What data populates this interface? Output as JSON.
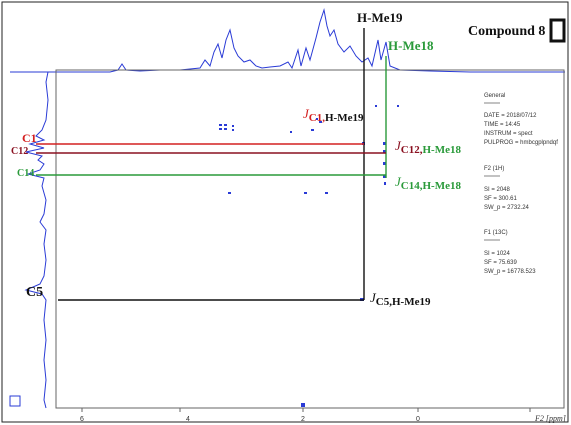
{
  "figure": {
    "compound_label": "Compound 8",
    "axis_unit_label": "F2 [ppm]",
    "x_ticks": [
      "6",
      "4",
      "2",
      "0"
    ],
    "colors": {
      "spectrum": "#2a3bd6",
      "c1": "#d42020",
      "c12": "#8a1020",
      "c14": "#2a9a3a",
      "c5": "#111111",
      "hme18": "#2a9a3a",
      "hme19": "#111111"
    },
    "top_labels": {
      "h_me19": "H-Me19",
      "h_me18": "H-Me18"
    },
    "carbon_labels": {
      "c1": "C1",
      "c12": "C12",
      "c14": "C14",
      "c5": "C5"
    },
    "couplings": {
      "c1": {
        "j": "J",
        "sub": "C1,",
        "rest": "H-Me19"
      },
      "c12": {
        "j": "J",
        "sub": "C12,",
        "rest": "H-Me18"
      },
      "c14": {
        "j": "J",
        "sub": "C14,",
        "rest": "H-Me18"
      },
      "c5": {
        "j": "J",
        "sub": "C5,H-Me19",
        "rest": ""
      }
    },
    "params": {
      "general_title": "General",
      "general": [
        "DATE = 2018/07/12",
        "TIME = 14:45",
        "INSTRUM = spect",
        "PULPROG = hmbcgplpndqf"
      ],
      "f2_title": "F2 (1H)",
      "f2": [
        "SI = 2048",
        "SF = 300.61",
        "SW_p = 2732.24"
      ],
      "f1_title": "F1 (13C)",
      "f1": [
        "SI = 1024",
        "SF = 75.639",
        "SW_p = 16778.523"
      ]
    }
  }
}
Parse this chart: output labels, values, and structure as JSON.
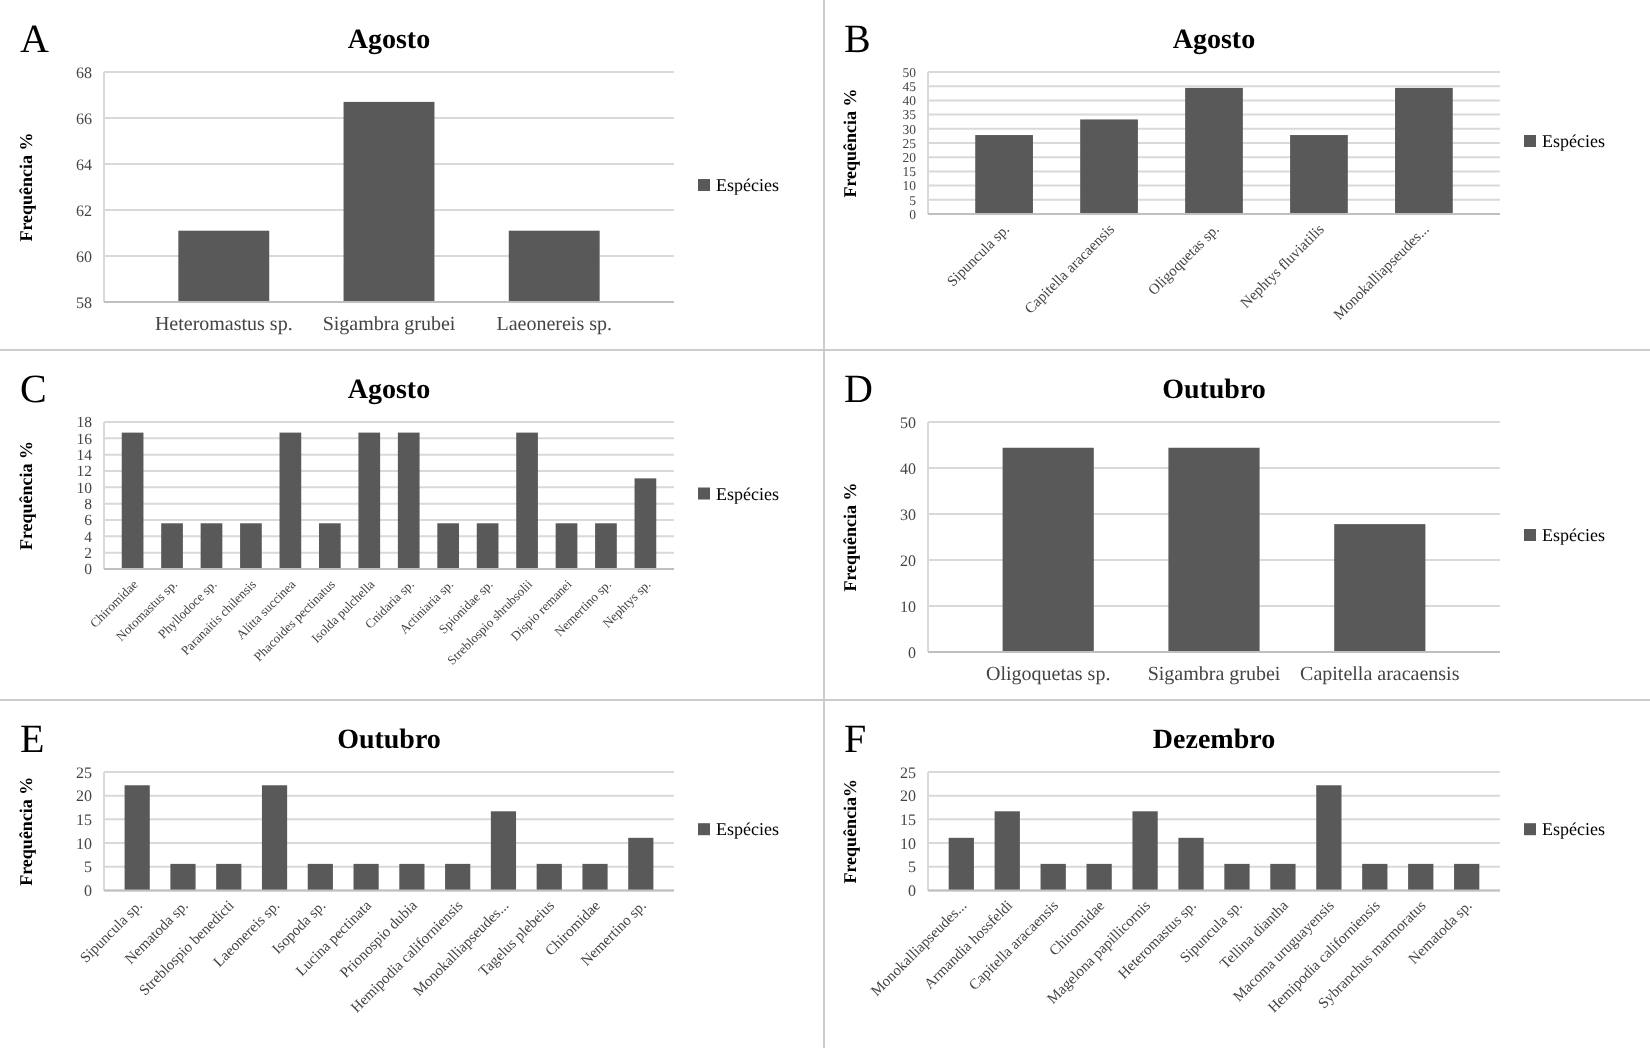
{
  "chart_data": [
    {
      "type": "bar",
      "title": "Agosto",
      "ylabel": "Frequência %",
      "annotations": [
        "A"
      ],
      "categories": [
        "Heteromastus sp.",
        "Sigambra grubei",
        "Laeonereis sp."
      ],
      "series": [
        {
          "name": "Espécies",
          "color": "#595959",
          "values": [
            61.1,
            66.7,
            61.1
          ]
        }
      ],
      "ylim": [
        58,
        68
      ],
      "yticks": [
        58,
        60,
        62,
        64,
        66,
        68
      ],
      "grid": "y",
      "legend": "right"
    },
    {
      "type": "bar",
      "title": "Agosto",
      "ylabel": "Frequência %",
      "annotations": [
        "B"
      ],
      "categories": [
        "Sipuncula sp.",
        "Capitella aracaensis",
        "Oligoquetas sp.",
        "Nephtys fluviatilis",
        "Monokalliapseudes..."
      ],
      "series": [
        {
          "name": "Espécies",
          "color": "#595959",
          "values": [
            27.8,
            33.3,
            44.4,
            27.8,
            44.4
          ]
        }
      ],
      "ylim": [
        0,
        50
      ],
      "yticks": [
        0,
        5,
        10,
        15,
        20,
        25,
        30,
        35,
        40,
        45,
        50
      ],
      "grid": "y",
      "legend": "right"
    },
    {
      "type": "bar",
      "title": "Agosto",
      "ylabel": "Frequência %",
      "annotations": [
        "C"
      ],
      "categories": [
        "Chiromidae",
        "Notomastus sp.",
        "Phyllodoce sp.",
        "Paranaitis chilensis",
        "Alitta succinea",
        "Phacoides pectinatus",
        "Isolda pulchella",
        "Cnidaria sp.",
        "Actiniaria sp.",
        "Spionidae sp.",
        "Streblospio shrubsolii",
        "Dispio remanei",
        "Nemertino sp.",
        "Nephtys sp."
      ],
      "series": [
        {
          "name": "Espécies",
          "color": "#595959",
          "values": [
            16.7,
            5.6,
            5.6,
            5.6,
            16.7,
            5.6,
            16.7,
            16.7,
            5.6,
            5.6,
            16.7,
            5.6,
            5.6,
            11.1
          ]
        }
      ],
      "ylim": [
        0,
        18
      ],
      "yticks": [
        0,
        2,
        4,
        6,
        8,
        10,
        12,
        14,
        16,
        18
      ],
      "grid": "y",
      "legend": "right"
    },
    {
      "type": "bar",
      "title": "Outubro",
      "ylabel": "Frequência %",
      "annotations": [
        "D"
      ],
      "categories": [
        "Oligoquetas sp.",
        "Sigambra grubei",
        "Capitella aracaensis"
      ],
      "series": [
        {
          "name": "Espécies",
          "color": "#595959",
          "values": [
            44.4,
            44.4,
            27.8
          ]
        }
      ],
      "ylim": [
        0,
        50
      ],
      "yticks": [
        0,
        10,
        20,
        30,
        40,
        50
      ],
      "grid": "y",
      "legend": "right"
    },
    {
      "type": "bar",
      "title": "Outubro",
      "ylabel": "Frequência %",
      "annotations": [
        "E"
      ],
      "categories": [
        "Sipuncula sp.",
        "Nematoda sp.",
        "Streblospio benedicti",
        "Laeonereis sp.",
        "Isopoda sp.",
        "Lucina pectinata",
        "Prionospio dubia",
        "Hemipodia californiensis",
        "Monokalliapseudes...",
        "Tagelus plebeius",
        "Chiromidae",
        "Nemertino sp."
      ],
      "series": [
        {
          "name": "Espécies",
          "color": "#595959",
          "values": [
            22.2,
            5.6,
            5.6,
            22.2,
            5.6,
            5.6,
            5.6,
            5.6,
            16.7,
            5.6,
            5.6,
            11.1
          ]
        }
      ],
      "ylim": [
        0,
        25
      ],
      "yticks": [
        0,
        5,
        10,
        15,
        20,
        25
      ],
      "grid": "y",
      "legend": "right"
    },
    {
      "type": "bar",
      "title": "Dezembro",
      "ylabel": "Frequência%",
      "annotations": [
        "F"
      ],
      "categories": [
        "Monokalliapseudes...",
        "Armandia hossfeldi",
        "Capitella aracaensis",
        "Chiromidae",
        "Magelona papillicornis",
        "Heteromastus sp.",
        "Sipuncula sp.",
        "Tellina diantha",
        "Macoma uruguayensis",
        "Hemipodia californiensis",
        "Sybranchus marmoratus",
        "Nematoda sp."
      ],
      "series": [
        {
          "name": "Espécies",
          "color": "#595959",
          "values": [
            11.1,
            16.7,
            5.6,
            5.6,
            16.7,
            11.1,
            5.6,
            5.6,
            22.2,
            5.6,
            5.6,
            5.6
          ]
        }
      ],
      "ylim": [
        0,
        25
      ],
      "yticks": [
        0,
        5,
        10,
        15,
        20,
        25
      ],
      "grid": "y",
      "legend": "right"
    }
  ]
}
--
Exercise aim
Transcribe the records above verbatim. Do not carry over any picture.

The response
What data populates this interface? Output as JSON.
{
  "figure": {
    "compound_label": "Compound 8",
    "axis_unit_label": "F2 [ppm]",
    "x_ticks": [
      "6",
      "4",
      "2",
      "0"
    ],
    "colors": {
      "spectrum": "#2a3bd6",
      "c1": "#d42020",
      "c12": "#8a1020",
      "c14": "#2a9a3a",
      "c5": "#111111",
      "hme18": "#2a9a3a",
      "hme19": "#111111"
    },
    "top_labels": {
      "h_me19": "H-Me19",
      "h_me18": "H-Me18"
    },
    "carbon_labels": {
      "c1": "C1",
      "c12": "C12",
      "c14": "C14",
      "c5": "C5"
    },
    "couplings": {
      "c1": {
        "j": "J",
        "sub": "C1,",
        "rest": "H-Me19"
      },
      "c12": {
        "j": "J",
        "sub": "C12,",
        "rest": "H-Me18"
      },
      "c14": {
        "j": "J",
        "sub": "C14,",
        "rest": "H-Me18"
      },
      "c5": {
        "j": "J",
        "sub": "C5,H-Me19",
        "rest": ""
      }
    },
    "params": {
      "general_title": "General",
      "general": [
        "DATE = 2018/07/12",
        "TIME = 14:45",
        "INSTRUM = spect",
        "PULPROG = hmbcgplpndqf"
      ],
      "f2_title": "F2 (1H)",
      "f2": [
        "SI = 2048",
        "SF = 300.61",
        "SW_p = 2732.24"
      ],
      "f1_title": "F1 (13C)",
      "f1": [
        "SI = 1024",
        "SF = 75.639",
        "SW_p = 16778.523"
      ]
    }
  }
}
Parse this chart: output labels, values, and structure as JSON.
{
  "chart_data": [
    {
      "type": "bar",
      "title": "Agosto",
      "ylabel": "Frequência %",
      "annotations": [
        "A"
      ],
      "categories": [
        "Heteromastus sp.",
        "Sigambra grubei",
        "Laeonereis sp."
      ],
      "series": [
        {
          "name": "Espécies",
          "color": "#595959",
          "values": [
            61.1,
            66.7,
            61.1
          ]
        }
      ],
      "ylim": [
        58,
        68
      ],
      "yticks": [
        58,
        60,
        62,
        64,
        66,
        68
      ],
      "grid": "y",
      "legend": "right"
    },
    {
      "type": "bar",
      "title": "Agosto",
      "ylabel": "Frequência %",
      "annotations": [
        "B"
      ],
      "categories": [
        "Sipuncula sp.",
        "Capitella aracaensis",
        "Oligoquetas sp.",
        "Nephtys fluviatilis",
        "Monokalliapseudes..."
      ],
      "series": [
        {
          "name": "Espécies",
          "color": "#595959",
          "values": [
            27.8,
            33.3,
            44.4,
            27.8,
            44.4
          ]
        }
      ],
      "ylim": [
        0,
        50
      ],
      "yticks": [
        0,
        5,
        10,
        15,
        20,
        25,
        30,
        35,
        40,
        45,
        50
      ],
      "grid": "y",
      "legend": "right"
    },
    {
      "type": "bar",
      "title": "Agosto",
      "ylabel": "Frequência %",
      "annotations": [
        "C"
      ],
      "categories": [
        "Chiromidae",
        "Notomastus sp.",
        "Phyllodoce sp.",
        "Paranaitis chilensis",
        "Alitta succinea",
        "Phacoides pectinatus",
        "Isolda pulchella",
        "Cnidaria sp.",
        "Actiniaria sp.",
        "Spionidae sp.",
        "Streblospio shrubsolii",
        "Dispio remanei",
        "Nemertino sp.",
        "Nephtys sp."
      ],
      "series": [
        {
          "name": "Espécies",
          "color": "#595959",
          "values": [
            16.7,
            5.6,
            5.6,
            5.6,
            16.7,
            5.6,
            16.7,
            16.7,
            5.6,
            5.6,
            16.7,
            5.6,
            5.6,
            11.1
          ]
        }
      ],
      "ylim": [
        0,
        18
      ],
      "yticks": [
        0,
        2,
        4,
        6,
        8,
        10,
        12,
        14,
        16,
        18
      ],
      "grid": "y",
      "legend": "right"
    },
    {
      "type": "bar",
      "title": "Outubro",
      "ylabel": "Frequência %",
      "annotations": [
        "D"
      ],
      "categories": [
        "Oligoquetas sp.",
        "Sigambra grubei",
        "Capitella aracaensis"
      ],
      "series": [
        {
          "name": "Espécies",
          "color": "#595959",
          "values": [
            44.4,
            44.4,
            27.8
          ]
        }
      ],
      "ylim": [
        0,
        50
      ],
      "yticks": [
        0,
        10,
        20,
        30,
        40,
        50
      ],
      "grid": "y",
      "legend": "right"
    },
    {
      "type": "bar",
      "title": "Outubro",
      "ylabel": "Frequência %",
      "annotations": [
        "E"
      ],
      "categories": [
        "Sipuncula sp.",
        "Nematoda sp.",
        "Streblospio benedicti",
        "Laeonereis sp.",
        "Isopoda sp.",
        "Lucina pectinata",
        "Prionospio dubia",
        "Hemipodia californiensis",
        "Monokalliapseudes...",
        "Tagelus plebeius",
        "Chiromidae",
        "Nemertino sp."
      ],
      "series": [
        {
          "name": "Espécies",
          "color": "#595959",
          "values": [
            22.2,
            5.6,
            5.6,
            22.2,
            5.6,
            5.6,
            5.6,
            5.6,
            16.7,
            5.6,
            5.6,
            11.1
          ]
        }
      ],
      "ylim": [
        0,
        25
      ],
      "yticks": [
        0,
        5,
        10,
        15,
        20,
        25
      ],
      "grid": "y",
      "legend": "right"
    },
    {
      "type": "bar",
      "title": "Dezembro",
      "ylabel": "Frequência%",
      "annotations": [
        "F"
      ],
      "categories": [
        "Monokalliapseudes...",
        "Armandia hossfeldi",
        "Capitella aracaensis",
        "Chiromidae",
        "Magelona papillicornis",
        "Heteromastus sp.",
        "Sipuncula sp.",
        "Tellina diantha",
        "Macoma uruguayensis",
        "Hemipodia californiensis",
        "Sybranchus marmoratus",
        "Nematoda sp."
      ],
      "series": [
        {
          "name": "Espécies",
          "color": "#595959",
          "values": [
            11.1,
            16.7,
            5.6,
            5.6,
            16.7,
            11.1,
            5.6,
            5.6,
            22.2,
            5.6,
            5.6,
            5.6
          ]
        }
      ],
      "ylim": [
        0,
        25
      ],
      "yticks": [
        0,
        5,
        10,
        15,
        20,
        25
      ],
      "grid": "y",
      "legend": "right"
    }
  ]
}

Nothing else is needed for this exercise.